Directions for this task
Make an exact copy of all the data.

#### Material provided

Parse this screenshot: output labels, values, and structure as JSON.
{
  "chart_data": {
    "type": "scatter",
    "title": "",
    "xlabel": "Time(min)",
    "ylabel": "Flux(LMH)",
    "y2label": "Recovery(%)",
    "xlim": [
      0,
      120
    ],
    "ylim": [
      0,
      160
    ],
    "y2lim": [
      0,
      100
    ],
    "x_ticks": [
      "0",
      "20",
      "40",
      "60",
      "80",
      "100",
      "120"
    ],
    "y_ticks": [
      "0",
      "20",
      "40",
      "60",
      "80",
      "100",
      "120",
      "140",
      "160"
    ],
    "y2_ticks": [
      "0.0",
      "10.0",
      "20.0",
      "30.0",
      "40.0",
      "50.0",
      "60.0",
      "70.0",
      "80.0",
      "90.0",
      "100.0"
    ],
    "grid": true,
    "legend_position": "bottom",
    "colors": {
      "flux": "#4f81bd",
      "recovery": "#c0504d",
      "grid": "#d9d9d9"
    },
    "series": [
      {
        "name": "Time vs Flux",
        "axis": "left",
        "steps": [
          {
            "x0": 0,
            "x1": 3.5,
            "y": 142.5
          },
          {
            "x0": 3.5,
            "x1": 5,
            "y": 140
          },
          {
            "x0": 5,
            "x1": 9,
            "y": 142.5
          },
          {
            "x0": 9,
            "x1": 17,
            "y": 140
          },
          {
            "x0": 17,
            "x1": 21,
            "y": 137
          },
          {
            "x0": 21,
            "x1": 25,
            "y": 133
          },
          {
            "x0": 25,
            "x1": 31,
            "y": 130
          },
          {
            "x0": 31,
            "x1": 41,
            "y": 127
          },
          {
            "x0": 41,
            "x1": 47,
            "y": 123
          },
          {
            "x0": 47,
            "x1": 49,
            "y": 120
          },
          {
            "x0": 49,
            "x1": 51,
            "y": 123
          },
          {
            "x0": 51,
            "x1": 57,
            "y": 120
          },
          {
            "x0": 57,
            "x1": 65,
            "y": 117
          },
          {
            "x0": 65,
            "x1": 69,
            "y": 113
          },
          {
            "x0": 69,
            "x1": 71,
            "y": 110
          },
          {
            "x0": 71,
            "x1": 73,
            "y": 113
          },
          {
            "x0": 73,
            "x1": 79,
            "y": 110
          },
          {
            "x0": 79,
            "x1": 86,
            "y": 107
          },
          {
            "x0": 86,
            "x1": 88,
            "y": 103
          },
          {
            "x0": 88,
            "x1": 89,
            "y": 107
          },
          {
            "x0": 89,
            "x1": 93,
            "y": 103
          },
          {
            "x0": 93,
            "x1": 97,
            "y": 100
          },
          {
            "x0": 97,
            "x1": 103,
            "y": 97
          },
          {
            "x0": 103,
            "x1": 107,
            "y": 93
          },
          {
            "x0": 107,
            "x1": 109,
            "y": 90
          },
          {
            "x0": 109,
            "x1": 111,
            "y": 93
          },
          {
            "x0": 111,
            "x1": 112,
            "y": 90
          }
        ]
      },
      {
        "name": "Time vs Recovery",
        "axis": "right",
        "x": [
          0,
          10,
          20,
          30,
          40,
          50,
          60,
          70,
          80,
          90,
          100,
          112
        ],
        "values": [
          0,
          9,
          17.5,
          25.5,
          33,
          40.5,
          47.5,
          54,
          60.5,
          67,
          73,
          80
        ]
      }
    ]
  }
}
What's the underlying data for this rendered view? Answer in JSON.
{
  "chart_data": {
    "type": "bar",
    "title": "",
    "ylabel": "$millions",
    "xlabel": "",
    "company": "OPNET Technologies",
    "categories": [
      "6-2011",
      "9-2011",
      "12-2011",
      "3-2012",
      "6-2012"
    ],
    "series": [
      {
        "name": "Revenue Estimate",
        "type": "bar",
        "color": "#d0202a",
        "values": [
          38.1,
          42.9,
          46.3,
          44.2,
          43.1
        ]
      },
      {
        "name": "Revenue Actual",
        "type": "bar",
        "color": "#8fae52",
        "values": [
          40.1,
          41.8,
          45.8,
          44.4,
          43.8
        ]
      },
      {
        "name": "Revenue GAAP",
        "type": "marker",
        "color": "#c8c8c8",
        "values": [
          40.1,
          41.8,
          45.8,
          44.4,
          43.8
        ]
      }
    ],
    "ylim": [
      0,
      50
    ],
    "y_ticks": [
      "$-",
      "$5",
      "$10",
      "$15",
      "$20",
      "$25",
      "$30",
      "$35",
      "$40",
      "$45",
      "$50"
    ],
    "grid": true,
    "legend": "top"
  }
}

########

Correct answer
Parse this screenshot: output labels, values, and structure as JSON.
{
  "chart_data": {
    "type": "scatter",
    "title": "",
    "xlabel": "Time(min)",
    "ylabel": "Flux(LMH)",
    "y2label": "Recovery(%)",
    "xlim": [
      0,
      120
    ],
    "ylim": [
      0,
      160
    ],
    "y2lim": [
      0,
      100
    ],
    "x_ticks": [
      "0",
      "20",
      "40",
      "60",
      "80",
      "100",
      "120"
    ],
    "y_ticks": [
      "0",
      "20",
      "40",
      "60",
      "80",
      "100",
      "120",
      "140",
      "160"
    ],
    "y2_ticks": [
      "0.0",
      "10.0",
      "20.0",
      "30.0",
      "40.0",
      "50.0",
      "60.0",
      "70.0",
      "80.0",
      "90.0",
      "100.0"
    ],
    "grid": true,
    "legend_position": "bottom",
    "colors": {
      "flux": "#4f81bd",
      "recovery": "#c0504d",
      "grid": "#d9d9d9"
    },
    "series": [
      {
        "name": "Time vs Flux",
        "axis": "left",
        "steps": [
          {
            "x0": 0,
            "x1": 3.5,
            "y": 142.5
          },
          {
            "x0": 3.5,
            "x1": 5,
            "y": 140
          },
          {
            "x0": 5,
            "x1": 9,
            "y": 142.5
          },
          {
            "x0": 9,
            "x1": 17,
            "y": 140
          },
          {
            "x0": 17,
            "x1": 21,
            "y": 137
          },
          {
            "x0": 21,
            "x1": 25,
            "y": 133
          },
          {
            "x0": 25,
            "x1": 31,
            "y": 130
          },
          {
            "x0": 31,
            "x1": 41,
            "y": 127
          },
          {
            "x0": 41,
            "x1": 47,
            "y": 123
          },
          {
            "x0": 47,
            "x1": 49,
            "y": 120
          },
          {
            "x0": 49,
            "x1": 51,
            "y": 123
          },
          {
            "x0": 51,
            "x1": 57,
            "y": 120
          },
          {
            "x0": 57,
            "x1": 65,
            "y": 117
          },
          {
            "x0": 65,
            "x1": 69,
            "y": 113
          },
          {
            "x0": 69,
            "x1": 71,
            "y": 110
          },
          {
            "x0": 71,
            "x1": 73,
            "y": 113
          },
          {
            "x0": 73,
            "x1": 79,
            "y": 110
          },
          {
            "x0": 79,
            "x1": 86,
            "y": 107
          },
          {
            "x0": 86,
            "x1": 88,
            "y": 103
          },
          {
            "x0": 88,
            "x1": 89,
            "y": 107
          },
          {
            "x0": 89,
            "x1": 93,
            "y": 103
          },
          {
            "x0": 93,
            "x1": 97,
            "y": 100
          },
          {
            "x0": 97,
            "x1": 103,
            "y": 97
          },
          {
            "x0": 103,
            "x1": 107,
            "y": 93
          },
          {
            "x0": 107,
            "x1": 109,
            "y": 90
          },
          {
            "x0": 109,
            "x1": 111,
            "y": 93
          },
          {
            "x0": 111,
            "x1": 112,
            "y": 90
          }
        ]
      },
      {
        "name": "Time vs Recovery",
        "axis": "right",
        "x": [
          0,
          10,
          20,
          30,
          40,
          50,
          60,
          70,
          80,
          90,
          100,
          112
        ],
        "values": [
          0,
          9,
          17.5,
          25.5,
          33,
          40.5,
          47.5,
          54,
          60.5,
          67,
          73,
          80
        ]
      }
    ]
  }
}
What's the underlying data for this rendered view? Answer in JSON.
{
  "chart_data": {
    "type": "bar",
    "title": "",
    "ylabel": "$millions",
    "xlabel": "",
    "company": "OPNET Technologies",
    "categories": [
      "6-2011",
      "9-2011",
      "12-2011",
      "3-2012",
      "6-2012"
    ],
    "series": [
      {
        "name": "Revenue Estimate",
        "type": "bar",
        "color": "#d0202a",
        "values": [
          38.1,
          42.9,
          46.3,
          44.2,
          43.1
        ]
      },
      {
        "name": "Revenue Actual",
        "type": "bar",
        "color": "#8fae52",
        "values": [
          40.1,
          41.8,
          45.8,
          44.4,
          43.8
        ]
      },
      {
        "name": "Revenue GAAP",
        "type": "marker",
        "color": "#c8c8c8",
        "values": [
          40.1,
          41.8,
          45.8,
          44.4,
          43.8
        ]
      }
    ],
    "ylim": [
      0,
      50
    ],
    "y_ticks": [
      "$-",
      "$5",
      "$10",
      "$15",
      "$20",
      "$25",
      "$30",
      "$35",
      "$40",
      "$45",
      "$50"
    ],
    "grid": true,
    "legend": "top"
  }
}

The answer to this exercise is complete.